> Records shown
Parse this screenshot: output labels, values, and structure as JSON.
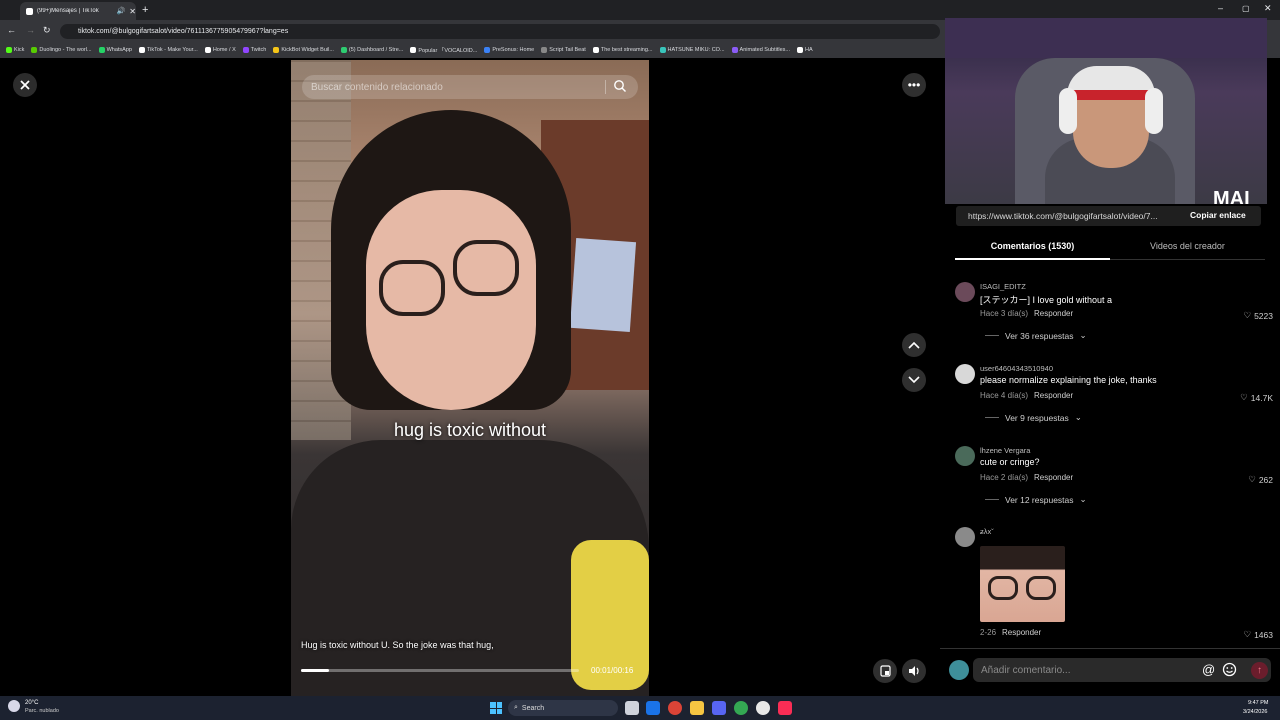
{
  "browser": {
    "tab_title": "(99+)Mensajes | TikTok",
    "url": "tiktok.com/@bulgogifartsalot/video/7611136775905479967?lang=es",
    "bookmarks": [
      {
        "label": "Kick",
        "color": "#53fc18"
      },
      {
        "label": "Duolingo - The worl...",
        "color": "#58cc02"
      },
      {
        "label": "WhatsApp",
        "color": "#25d366"
      },
      {
        "label": "TikTok - Make Your...",
        "color": "#ffffff"
      },
      {
        "label": "Home / X",
        "color": "#ffffff"
      },
      {
        "label": "Twitch",
        "color": "#9146ff"
      },
      {
        "label": "KickBot Widget Buil...",
        "color": "#f5c518"
      },
      {
        "label": "(5) Dashboard / Stre...",
        "color": "#2ecc71"
      },
      {
        "label": "Popular 「VOCALOID...",
        "color": "#ffffff"
      },
      {
        "label": "PreSonus: Home",
        "color": "#3b82f6"
      },
      {
        "label": "Script Tail Beat",
        "color": "#888888"
      },
      {
        "label": "The best streaming...",
        "color": "#ffffff"
      },
      {
        "label": "HATSUNE MIKU: CO...",
        "color": "#39c5bb"
      },
      {
        "label": "Animated Subtitles...",
        "color": "#8b5cf6"
      },
      {
        "label": "HA",
        "color": "#ffffff"
      }
    ]
  },
  "video": {
    "search_placeholder": "Buscar contenido relacionado",
    "overlay_caption": "hug is toxic without",
    "subtitle": "Hug is toxic without U. So the joke was that hug,",
    "time": "00:01/00:16",
    "progress": 0.1
  },
  "right_panel": {
    "webcam_watermark": "MAI",
    "link": "https://www.tiktok.com/@bulgogifartsalot/video/7...",
    "copy_label": "Copiar enlace",
    "tabs": {
      "comments": "Comentarios (1530)",
      "creator": "Videos del creador"
    },
    "comments": [
      {
        "user": "ISAGI_EDITZ",
        "text": "[ステッカー] I love gold without a",
        "time": "Hace 3 día(s)",
        "reply": "Responder",
        "likes": "5223",
        "view_replies": "Ver 36 respuestas",
        "avatar_color": "#6b4a5a"
      },
      {
        "user": "user64604343510940",
        "text": "please normalize explaining the joke, thanks",
        "time": "Hace 4 día(s)",
        "reply": "Responder",
        "likes": "14.7K",
        "view_replies": "Ver 9 respuestas",
        "avatar_color": "#d8d8d8"
      },
      {
        "user": "lhzene Vergara",
        "text": "cute or cringe?",
        "time": "Hace 2 día(s)",
        "reply": "Responder",
        "likes": "262",
        "view_replies": "Ver 12 respuestas",
        "avatar_color": "#4a6a5a"
      },
      {
        "user": "ƶλx˘",
        "text": "",
        "time": "2-26",
        "reply": "Responder",
        "likes": "1463",
        "view_replies": "",
        "avatar_color": "#8a8a8a"
      }
    ],
    "comment_placeholder": "Añadir comentario...",
    "mention_symbol": "@"
  },
  "taskbar": {
    "weather_temp": "20°C",
    "weather_desc": "Parc. nublado",
    "search_label": "Search",
    "clock_time": "9:47 PM",
    "clock_date": "3/24/2026"
  }
}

> Problem statement
Transcribe all entries above exactly. Drop the pictures.

> Solution for this task
Parse this screenshot: output labels, values, and structure as JSON.
{
  "browser": {
    "tab_title": "(99+)Mensajes | TikTok",
    "url": "tiktok.com/@bulgogifartsalot/video/7611136775905479967?lang=es",
    "bookmarks": [
      {
        "label": "Kick",
        "color": "#53fc18"
      },
      {
        "label": "Duolingo - The worl...",
        "color": "#58cc02"
      },
      {
        "label": "WhatsApp",
        "color": "#25d366"
      },
      {
        "label": "TikTok - Make Your...",
        "color": "#ffffff"
      },
      {
        "label": "Home / X",
        "color": "#ffffff"
      },
      {
        "label": "Twitch",
        "color": "#9146ff"
      },
      {
        "label": "KickBot Widget Buil...",
        "color": "#f5c518"
      },
      {
        "label": "(5) Dashboard / Stre...",
        "color": "#2ecc71"
      },
      {
        "label": "Popular 「VOCALOID...",
        "color": "#ffffff"
      },
      {
        "label": "PreSonus: Home",
        "color": "#3b82f6"
      },
      {
        "label": "Script Tail Beat",
        "color": "#888888"
      },
      {
        "label": "The best streaming...",
        "color": "#ffffff"
      },
      {
        "label": "HATSUNE MIKU: CO...",
        "color": "#39c5bb"
      },
      {
        "label": "Animated Subtitles...",
        "color": "#8b5cf6"
      },
      {
        "label": "HA",
        "color": "#ffffff"
      }
    ]
  },
  "video": {
    "search_placeholder": "Buscar contenido relacionado",
    "overlay_caption": "hug is toxic without",
    "subtitle": "Hug is toxic without U. So the joke was that hug,",
    "time": "00:01/00:16",
    "progress": 0.1
  },
  "right_panel": {
    "webcam_watermark": "MAI",
    "link": "https://www.tiktok.com/@bulgogifartsalot/video/7...",
    "copy_label": "Copiar enlace",
    "tabs": {
      "comments": "Comentarios (1530)",
      "creator": "Videos del creador"
    },
    "comments": [
      {
        "user": "ISAGI_EDITZ",
        "text": "[ステッカー] I love gold without a",
        "time": "Hace 3 día(s)",
        "reply": "Responder",
        "likes": "5223",
        "view_replies": "Ver 36 respuestas",
        "avatar_color": "#6b4a5a"
      },
      {
        "user": "user64604343510940",
        "text": "please normalize explaining the joke, thanks",
        "time": "Hace 4 día(s)",
        "reply": "Responder",
        "likes": "14.7K",
        "view_replies": "Ver 9 respuestas",
        "avatar_color": "#d8d8d8"
      },
      {
        "user": "lhzene Vergara",
        "text": "cute or cringe?",
        "time": "Hace 2 día(s)",
        "reply": "Responder",
        "likes": "262",
        "view_replies": "Ver 12 respuestas",
        "avatar_color": "#4a6a5a"
      },
      {
        "user": "ƶλx˘",
        "text": "",
        "time": "2-26",
        "reply": "Responder",
        "likes": "1463",
        "view_replies": "",
        "avatar_color": "#8a8a8a"
      }
    ],
    "comment_placeholder": "Añadir comentario...",
    "mention_symbol": "@"
  },
  "taskbar": {
    "weather_temp": "20°C",
    "weather_desc": "Parc. nublado",
    "search_label": "Search",
    "clock_time": "9:47 PM",
    "clock_date": "3/24/2026"
  }
}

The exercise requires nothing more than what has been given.